**What you should do**
From the entries below, pull out each line where "name" appears.

**Input for this task**
============

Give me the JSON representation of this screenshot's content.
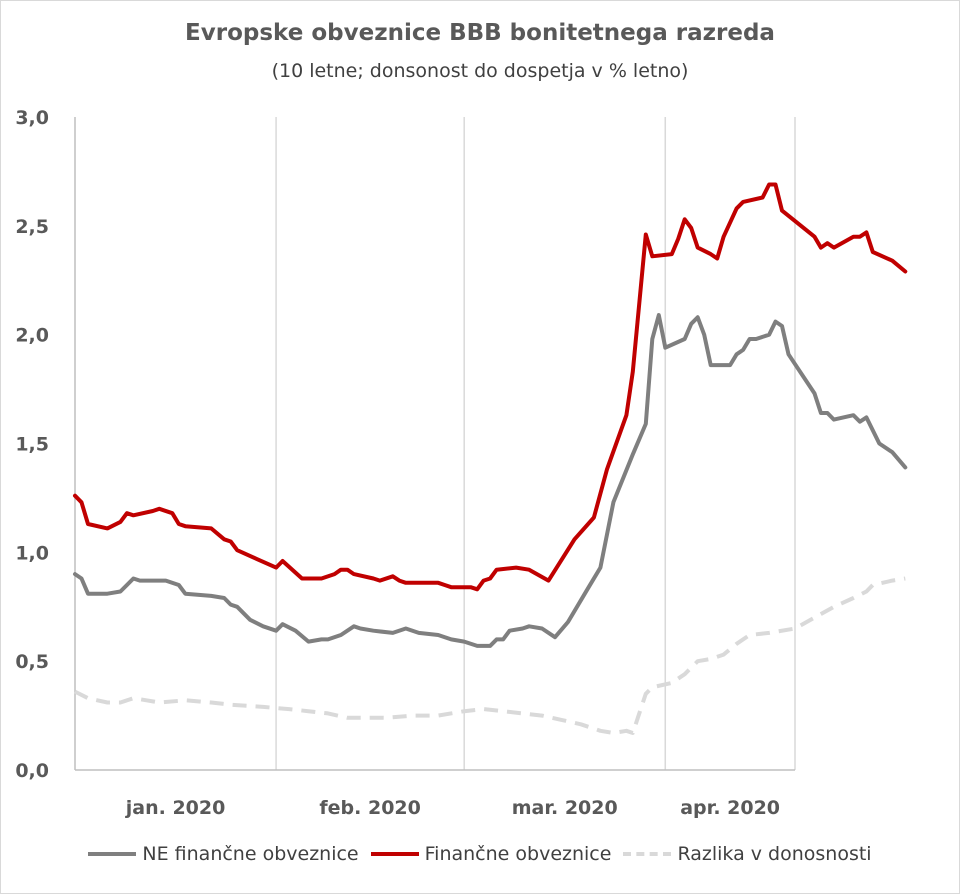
{
  "chart_data": {
    "type": "line",
    "title": "Evropske obveznice BBB bonitetnega razreda",
    "subtitle": "(10 letne; donsonost do dospetja v % letno)",
    "xlabel": "",
    "ylabel": "",
    "ylim": [
      0,
      3
    ],
    "y_ticks": [
      "0,0",
      "0,5",
      "1,0",
      "1,5",
      "2,0",
      "2,5",
      "3,0"
    ],
    "x_tick_labels": [
      "jan. 2020",
      "feb. 2020",
      "mar. 2020",
      "apr. 2020"
    ],
    "grid": "vertical gridlines at month boundaries",
    "legend_position": "bottom",
    "x_start": "2020-01-01",
    "x_end": "2020-04-21",
    "series": [
      {
        "name": "NE finančne obveznice",
        "color": "#7f7f7f",
        "style": "solid",
        "points": [
          [
            "2020-01-01",
            0.9
          ],
          [
            "2020-01-02",
            0.88
          ],
          [
            "2020-01-03",
            0.81
          ],
          [
            "2020-01-06",
            0.81
          ],
          [
            "2020-01-08",
            0.82
          ],
          [
            "2020-01-10",
            0.88
          ],
          [
            "2020-01-11",
            0.87
          ],
          [
            "2020-01-13",
            0.87
          ],
          [
            "2020-01-15",
            0.87
          ],
          [
            "2020-01-17",
            0.85
          ],
          [
            "2020-01-18",
            0.81
          ],
          [
            "2020-01-22",
            0.8
          ],
          [
            "2020-01-24",
            0.79
          ],
          [
            "2020-01-25",
            0.76
          ],
          [
            "2020-01-26",
            0.75
          ],
          [
            "2020-01-28",
            0.69
          ],
          [
            "2020-01-30",
            0.66
          ],
          [
            "2020-02-01",
            0.64
          ],
          [
            "2020-02-02",
            0.67
          ],
          [
            "2020-02-04",
            0.64
          ],
          [
            "2020-02-06",
            0.59
          ],
          [
            "2020-02-08",
            0.6
          ],
          [
            "2020-02-09",
            0.6
          ],
          [
            "2020-02-11",
            0.62
          ],
          [
            "2020-02-13",
            0.66
          ],
          [
            "2020-02-14",
            0.65
          ],
          [
            "2020-02-16",
            0.64
          ],
          [
            "2020-02-19",
            0.63
          ],
          [
            "2020-02-21",
            0.65
          ],
          [
            "2020-02-23",
            0.63
          ],
          [
            "2020-02-26",
            0.62
          ],
          [
            "2020-02-28",
            0.6
          ],
          [
            "2020-03-01",
            0.59
          ],
          [
            "2020-03-03",
            0.57
          ],
          [
            "2020-03-05",
            0.57
          ],
          [
            "2020-03-06",
            0.6
          ],
          [
            "2020-03-07",
            0.6
          ],
          [
            "2020-03-08",
            0.64
          ],
          [
            "2020-03-10",
            0.65
          ],
          [
            "2020-03-11",
            0.66
          ],
          [
            "2020-03-13",
            0.65
          ],
          [
            "2020-03-15",
            0.61
          ],
          [
            "2020-03-17",
            0.68
          ],
          [
            "2020-03-20",
            0.83
          ],
          [
            "2020-03-22",
            0.93
          ],
          [
            "2020-03-24",
            1.23
          ],
          [
            "2020-03-27",
            1.45
          ],
          [
            "2020-03-29",
            1.59
          ],
          [
            "2020-03-30",
            1.98
          ],
          [
            "2020-03-31",
            2.09
          ],
          [
            "2020-04-01",
            1.94
          ],
          [
            "2020-04-04",
            1.98
          ],
          [
            "2020-04-05",
            2.05
          ],
          [
            "2020-04-06",
            2.08
          ],
          [
            "2020-04-07",
            2.0
          ],
          [
            "2020-04-08",
            1.86
          ],
          [
            "2020-04-09",
            1.86
          ],
          [
            "2020-04-11",
            1.86
          ],
          [
            "2020-04-12",
            1.91
          ],
          [
            "2020-04-13",
            1.93
          ],
          [
            "2020-04-14",
            1.98
          ],
          [
            "2020-04-15",
            1.98
          ],
          [
            "2020-04-17",
            2.0
          ],
          [
            "2020-04-18",
            2.06
          ],
          [
            "2020-04-19",
            2.04
          ],
          [
            "2020-04-20",
            1.91
          ],
          [
            "2020-04-24",
            1.73
          ],
          [
            "2020-04-25",
            1.64
          ],
          [
            "2020-04-26",
            1.64
          ],
          [
            "2020-04-27",
            1.61
          ],
          [
            "2020-04-30",
            1.63
          ],
          [
            "2020-05-01",
            1.6
          ],
          [
            "2020-05-02",
            1.62
          ],
          [
            "2020-05-04",
            1.5
          ],
          [
            "2020-05-06",
            1.46
          ],
          [
            "2020-05-08",
            1.39
          ]
        ]
      },
      {
        "name": "Finančne obveznice",
        "color": "#c00000",
        "style": "solid",
        "points": [
          [
            "2020-01-01",
            1.26
          ],
          [
            "2020-01-02",
            1.23
          ],
          [
            "2020-01-03",
            1.13
          ],
          [
            "2020-01-06",
            1.11
          ],
          [
            "2020-01-08",
            1.14
          ],
          [
            "2020-01-09",
            1.18
          ],
          [
            "2020-01-10",
            1.17
          ],
          [
            "2020-01-13",
            1.19
          ],
          [
            "2020-01-14",
            1.2
          ],
          [
            "2020-01-16",
            1.18
          ],
          [
            "2020-01-17",
            1.13
          ],
          [
            "2020-01-18",
            1.12
          ],
          [
            "2020-01-22",
            1.11
          ],
          [
            "2020-01-24",
            1.06
          ],
          [
            "2020-01-25",
            1.05
          ],
          [
            "2020-01-26",
            1.01
          ],
          [
            "2020-01-29",
            0.97
          ],
          [
            "2020-02-01",
            0.93
          ],
          [
            "2020-02-02",
            0.96
          ],
          [
            "2020-02-05",
            0.88
          ],
          [
            "2020-02-08",
            0.88
          ],
          [
            "2020-02-10",
            0.9
          ],
          [
            "2020-02-11",
            0.92
          ],
          [
            "2020-02-12",
            0.92
          ],
          [
            "2020-02-13",
            0.9
          ],
          [
            "2020-02-16",
            0.88
          ],
          [
            "2020-02-17",
            0.87
          ],
          [
            "2020-02-19",
            0.89
          ],
          [
            "2020-02-20",
            0.87
          ],
          [
            "2020-02-21",
            0.86
          ],
          [
            "2020-02-24",
            0.86
          ],
          [
            "2020-02-26",
            0.86
          ],
          [
            "2020-02-27",
            0.85
          ],
          [
            "2020-02-28",
            0.84
          ],
          [
            "2020-03-02",
            0.84
          ],
          [
            "2020-03-03",
            0.83
          ],
          [
            "2020-03-04",
            0.87
          ],
          [
            "2020-03-05",
            0.88
          ],
          [
            "2020-03-06",
            0.92
          ],
          [
            "2020-03-09",
            0.93
          ],
          [
            "2020-03-11",
            0.92
          ],
          [
            "2020-03-14",
            0.87
          ],
          [
            "2020-03-18",
            1.06
          ],
          [
            "2020-03-21",
            1.16
          ],
          [
            "2020-03-23",
            1.38
          ],
          [
            "2020-03-26",
            1.63
          ],
          [
            "2020-03-27",
            1.83
          ],
          [
            "2020-03-29",
            2.46
          ],
          [
            "2020-03-30",
            2.36
          ],
          [
            "2020-04-02",
            2.37
          ],
          [
            "2020-04-03",
            2.44
          ],
          [
            "2020-04-04",
            2.53
          ],
          [
            "2020-04-05",
            2.49
          ],
          [
            "2020-04-06",
            2.4
          ],
          [
            "2020-04-08",
            2.37
          ],
          [
            "2020-04-09",
            2.35
          ],
          [
            "2020-04-10",
            2.45
          ],
          [
            "2020-04-12",
            2.58
          ],
          [
            "2020-04-13",
            2.61
          ],
          [
            "2020-04-16",
            2.63
          ],
          [
            "2020-04-17",
            2.69
          ],
          [
            "2020-04-18",
            2.69
          ],
          [
            "2020-04-19",
            2.57
          ],
          [
            "2020-04-24",
            2.45
          ],
          [
            "2020-04-25",
            2.4
          ],
          [
            "2020-04-26",
            2.42
          ],
          [
            "2020-04-27",
            2.4
          ],
          [
            "2020-04-30",
            2.45
          ],
          [
            "2020-05-01",
            2.45
          ],
          [
            "2020-05-02",
            2.47
          ],
          [
            "2020-05-03",
            2.38
          ],
          [
            "2020-05-06",
            2.34
          ],
          [
            "2020-05-08",
            2.29
          ]
        ]
      },
      {
        "name": "Razlika v donosnosti",
        "color": "#d9d9d9",
        "style": "dashed",
        "points": [
          [
            "2020-01-01",
            0.36
          ],
          [
            "2020-01-03",
            0.33
          ],
          [
            "2020-01-06",
            0.31
          ],
          [
            "2020-01-08",
            0.31
          ],
          [
            "2020-01-10",
            0.33
          ],
          [
            "2020-01-12",
            0.32
          ],
          [
            "2020-01-14",
            0.31
          ],
          [
            "2020-01-18",
            0.32
          ],
          [
            "2020-01-22",
            0.31
          ],
          [
            "2020-01-25",
            0.3
          ],
          [
            "2020-01-30",
            0.29
          ],
          [
            "2020-02-03",
            0.28
          ],
          [
            "2020-02-06",
            0.27
          ],
          [
            "2020-02-09",
            0.26
          ],
          [
            "2020-02-12",
            0.24
          ],
          [
            "2020-02-15",
            0.24
          ],
          [
            "2020-02-18",
            0.24
          ],
          [
            "2020-02-22",
            0.25
          ],
          [
            "2020-02-26",
            0.25
          ],
          [
            "2020-03-01",
            0.27
          ],
          [
            "2020-03-04",
            0.28
          ],
          [
            "2020-03-07",
            0.27
          ],
          [
            "2020-03-10",
            0.26
          ],
          [
            "2020-03-13",
            0.25
          ],
          [
            "2020-03-16",
            0.23
          ],
          [
            "2020-03-19",
            0.21
          ],
          [
            "2020-03-22",
            0.18
          ],
          [
            "2020-03-24",
            0.17
          ],
          [
            "2020-03-26",
            0.18
          ],
          [
            "2020-03-27",
            0.17
          ],
          [
            "2020-03-28",
            0.26
          ],
          [
            "2020-03-29",
            0.35
          ],
          [
            "2020-03-30",
            0.38
          ],
          [
            "2020-04-02",
            0.4
          ],
          [
            "2020-04-04",
            0.44
          ],
          [
            "2020-04-06",
            0.5
          ],
          [
            "2020-04-08",
            0.51
          ],
          [
            "2020-04-10",
            0.53
          ],
          [
            "2020-04-12",
            0.58
          ],
          [
            "2020-04-14",
            0.62
          ],
          [
            "2020-04-17",
            0.63
          ],
          [
            "2020-04-21",
            0.65
          ],
          [
            "2020-04-24",
            0.7
          ],
          [
            "2020-04-27",
            0.75
          ],
          [
            "2020-04-30",
            0.79
          ],
          [
            "2020-05-02",
            0.82
          ],
          [
            "2020-05-03",
            0.85
          ],
          [
            "2020-05-06",
            0.87
          ],
          [
            "2020-05-08",
            0.88
          ]
        ]
      }
    ]
  }
}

============

**Solution to the exercise**
        "name": "NE finančne obveznice",
        "name": "Finančne obveznice",
        "name": "Razlika v donosnosti",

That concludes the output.